--- The problem ---
What follows is a set of entries. Repeat them exactly, but not their pictures.

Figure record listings

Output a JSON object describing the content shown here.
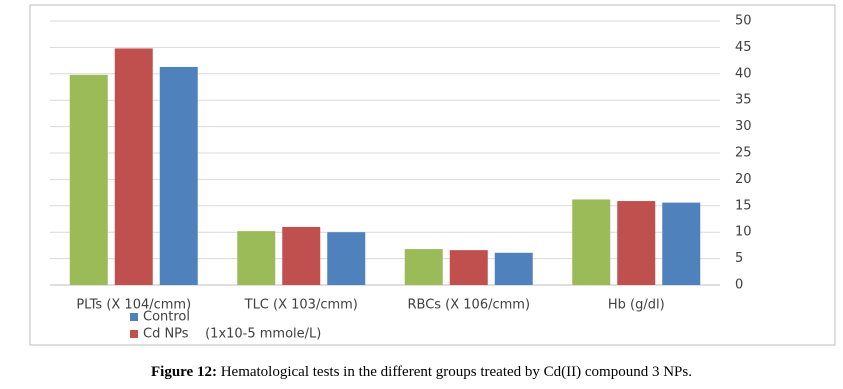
{
  "chart_data": {
    "type": "bar",
    "categories": [
      "PLTs (X 104/cmm)",
      "TLC (X 103/cmm)",
      "RBCs (X 106/cmm)",
      "Hb (g/dl)"
    ],
    "series": [
      {
        "color": "#9bbb59",
        "values": [
          39.8,
          10.2,
          6.8,
          16.2
        ]
      },
      {
        "name": "Cd NPs    (1x10-5 mmole/L)",
        "color": "#c0504d",
        "values": [
          44.8,
          11,
          6.6,
          15.9
        ]
      },
      {
        "name": "Control",
        "color": "#4f81bd",
        "values": [
          41.3,
          10,
          6.1,
          15.6
        ]
      }
    ],
    "ylim": [
      0,
      50
    ],
    "yticks": [
      0,
      5,
      10,
      15,
      20,
      25,
      30,
      35,
      40,
      45,
      50
    ],
    "grid": true,
    "y_axis_side": "right"
  },
  "caption": {
    "label": "Figure 12:",
    "text": " Hematological tests in the different groups treated by Cd(II) compound 3 NPs."
  }
}
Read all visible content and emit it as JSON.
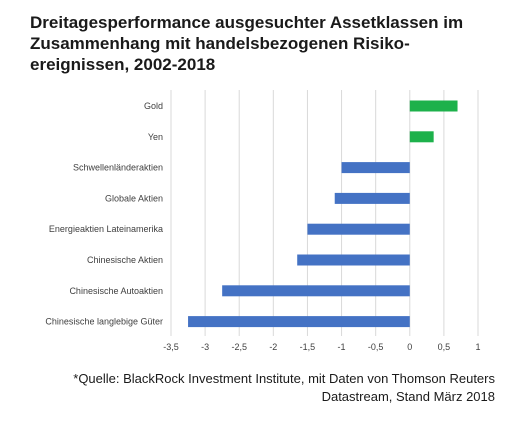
{
  "title_lines": [
    "Dreitagesperformance ausgesuchter Assetklassen im",
    "Zusammenhang mit handelsbezogenen Risiko-",
    "ereignissen, 2002-2018"
  ],
  "source_lines": [
    "*Quelle: BlackRock Investment Institute, mit Daten von Thomson Reuters",
    "Datastream, Stand März 2018"
  ],
  "colors": {
    "positive": "#1DB14B",
    "negative": "#4472C4",
    "grid": "#d9d9d9",
    "text": "#404040"
  },
  "chart_data": {
    "type": "bar",
    "orientation": "horizontal",
    "categories": [
      "Gold",
      "Yen",
      "Schwellenländeraktien",
      "Globale Aktien",
      "Energieaktien Lateinamerika",
      "Chinesische Aktien",
      "Chinesische Autoaktien",
      "Chinesische langlebige Güter"
    ],
    "values": [
      0.7,
      0.35,
      -1.0,
      -1.1,
      -1.5,
      -1.65,
      -2.75,
      -3.25
    ],
    "xlim": [
      -3.5,
      1
    ],
    "xticks": [
      -3.5,
      -3,
      -2.5,
      -2,
      -1.5,
      -1,
      -0.5,
      0,
      0.5,
      1
    ],
    "xtick_labels": [
      "-3,5",
      "-3",
      "-2,5",
      "-2",
      "-1,5",
      "-1",
      "-0,5",
      "0",
      "0,5",
      "1"
    ],
    "grid": true,
    "legend": "none"
  }
}
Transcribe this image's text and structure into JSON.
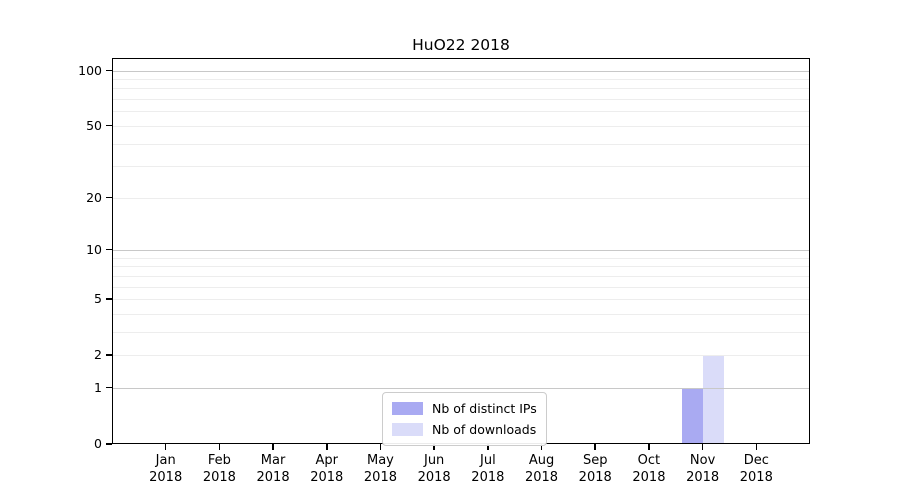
{
  "chart_data": {
    "type": "bar",
    "title": "HuO22 2018",
    "x_year": "2018",
    "categories": [
      "Jan",
      "Feb",
      "Mar",
      "Apr",
      "May",
      "Jun",
      "Jul",
      "Aug",
      "Sep",
      "Oct",
      "Nov",
      "Dec"
    ],
    "series": [
      {
        "name": "Nb of distinct IPs",
        "color": "#a9aaf2",
        "values": [
          0,
          0,
          0,
          0,
          0,
          0,
          0,
          0,
          0,
          0,
          1,
          0
        ]
      },
      {
        "name": "Nb of downloads",
        "color": "#dadcf9",
        "values": [
          0,
          0,
          0,
          0,
          0,
          0,
          0,
          0,
          0,
          0,
          2,
          0
        ]
      }
    ],
    "yscale": "log1p",
    "yticks": [
      0,
      1,
      2,
      5,
      10,
      20,
      50,
      100
    ],
    "ylim": [
      0,
      110
    ],
    "grid": {
      "minor_values": [
        2,
        3,
        4,
        5,
        6,
        7,
        8,
        9,
        20,
        30,
        40,
        50,
        60,
        70,
        80,
        90
      ],
      "major_values": [
        1,
        10,
        100
      ],
      "minor_color": "#ededed",
      "major_color": "#c8c8c8"
    },
    "legend_position": "bottom-center",
    "axis_color": "#000000",
    "background_color": "#ffffff"
  }
}
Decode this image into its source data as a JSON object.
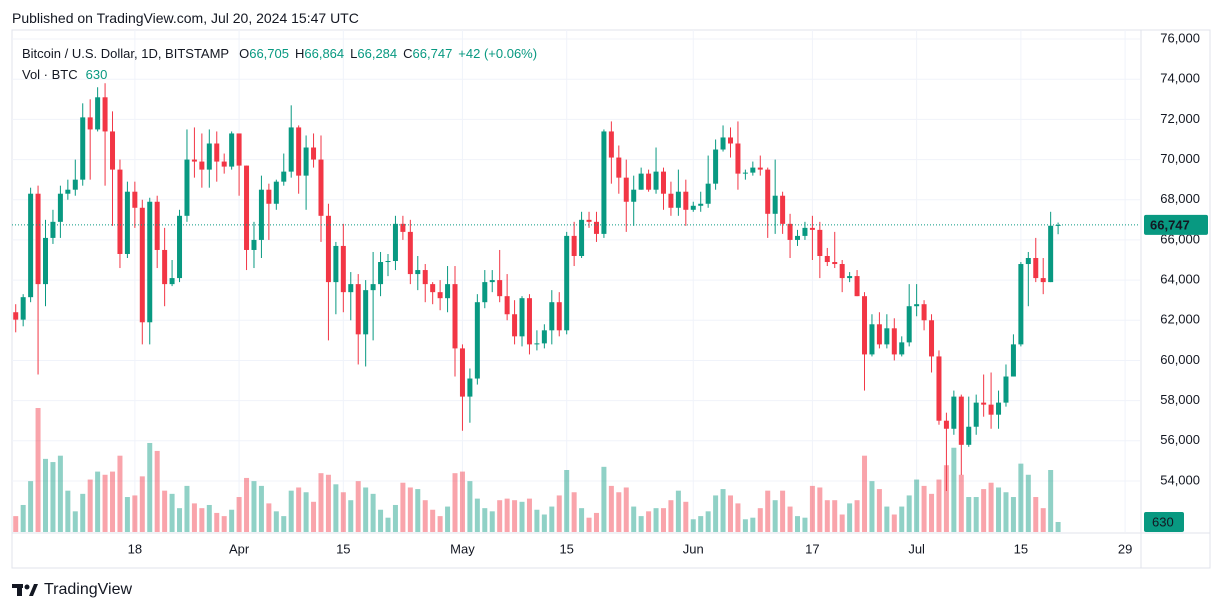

--- Answer ---
Output a JSON object describing the content shown here.
{
  "chart_data": {
    "type": "bar",
    "categories": [
      "PLTs (X 104/cmm)",
      "TLC (X 103/cmm)",
      "RBCs (X 106/cmm)",
      "Hb (g/dl)"
    ],
    "series": [
      {
        "color": "#9bbb59",
        "values": [
          39.8,
          10.2,
          6.8,
          16.2
        ]
      },
      {
        "name": "Cd NPs    (1x10-5 mmole/L)",
        "color": "#c0504d",
        "values": [
          44.8,
          11,
          6.6,
          15.9
        ]
      },
      {
        "name": "Control",
        "color": "#4f81bd",
        "values": [
          41.3,
          10,
          6.1,
          15.6
        ]
      }
    ],
    "ylim": [
      0,
      50
    ],
    "yticks": [
      0,
      5,
      10,
      15,
      20,
      25,
      30,
      35,
      40,
      45,
      50
    ],
    "grid": true,
    "y_axis_side": "right"
  },
  "caption": {
    "label": "Figure 12:",
    "text": " Hematological tests in the different groups treated by Cd(II) compound 3 NPs."
  }
}
Read all visible content and emit it as JSON.
{
  "title_lines": [
    "Dreitagesperformance ausgesuchter Assetklassen im",
    "Zusammenhang mit handelsbezogenen Risiko-",
    "ereignissen, 2002-2018"
  ],
  "source_lines": [
    "*Quelle: BlackRock Investment Institute, mit Daten von Thomson Reuters",
    "Datastream, Stand März 2018"
  ],
  "colors": {
    "positive": "#1DB14B",
    "negative": "#4472C4",
    "grid": "#d9d9d9",
    "text": "#404040"
  },
  "chart_data": {
    "type": "bar",
    "orientation": "horizontal",
    "categories": [
      "Gold",
      "Yen",
      "Schwellenländeraktien",
      "Globale Aktien",
      "Energieaktien Lateinamerika",
      "Chinesische Aktien",
      "Chinesische Autoaktien",
      "Chinesische langlebige Güter"
    ],
    "values": [
      0.7,
      0.35,
      -1.0,
      -1.1,
      -1.5,
      -1.65,
      -2.75,
      -3.25
    ],
    "xlim": [
      -3.5,
      1
    ],
    "xticks": [
      -3.5,
      -3,
      -2.5,
      -2,
      -1.5,
      -1,
      -0.5,
      0,
      0.5,
      1
    ],
    "xtick_labels": [
      "-3,5",
      "-3",
      "-2,5",
      "-2",
      "-1,5",
      "-1",
      "-0,5",
      "0",
      "0,5",
      "1"
    ],
    "grid": true,
    "legend": "none"
  }
}
Transcribe this image's text and structure into JSON.
{
  "chart_data": {
    "type": "bar",
    "title": "HuO22 2018",
    "x_year": "2018",
    "categories": [
      "Jan",
      "Feb",
      "Mar",
      "Apr",
      "May",
      "Jun",
      "Jul",
      "Aug",
      "Sep",
      "Oct",
      "Nov",
      "Dec"
    ],
    "series": [
      {
        "name": "Nb of distinct IPs",
        "color": "#a9aaf2",
        "values": [
          0,
          0,
          0,
          0,
          0,
          0,
          0,
          0,
          0,
          0,
          1,
          0
        ]
      },
      {
        "name": "Nb of downloads",
        "color": "#dadcf9",
        "values": [
          0,
          0,
          0,
          0,
          0,
          0,
          0,
          0,
          0,
          0,
          2,
          0
        ]
      }
    ],
    "yscale": "log1p",
    "yticks": [
      0,
      1,
      2,
      5,
      10,
      20,
      50,
      100
    ],
    "ylim": [
      0,
      110
    ],
    "grid": {
      "minor_values": [
        2,
        3,
        4,
        5,
        6,
        7,
        8,
        9,
        20,
        30,
        40,
        50,
        60,
        70,
        80,
        90
      ],
      "major_values": [
        1,
        10,
        100
      ],
      "minor_color": "#ededed",
      "major_color": "#c8c8c8"
    },
    "legend_position": "bottom-center",
    "axis_color": "#000000",
    "background_color": "#ffffff"
  }
}
Decode this image into its source data as a JSON object.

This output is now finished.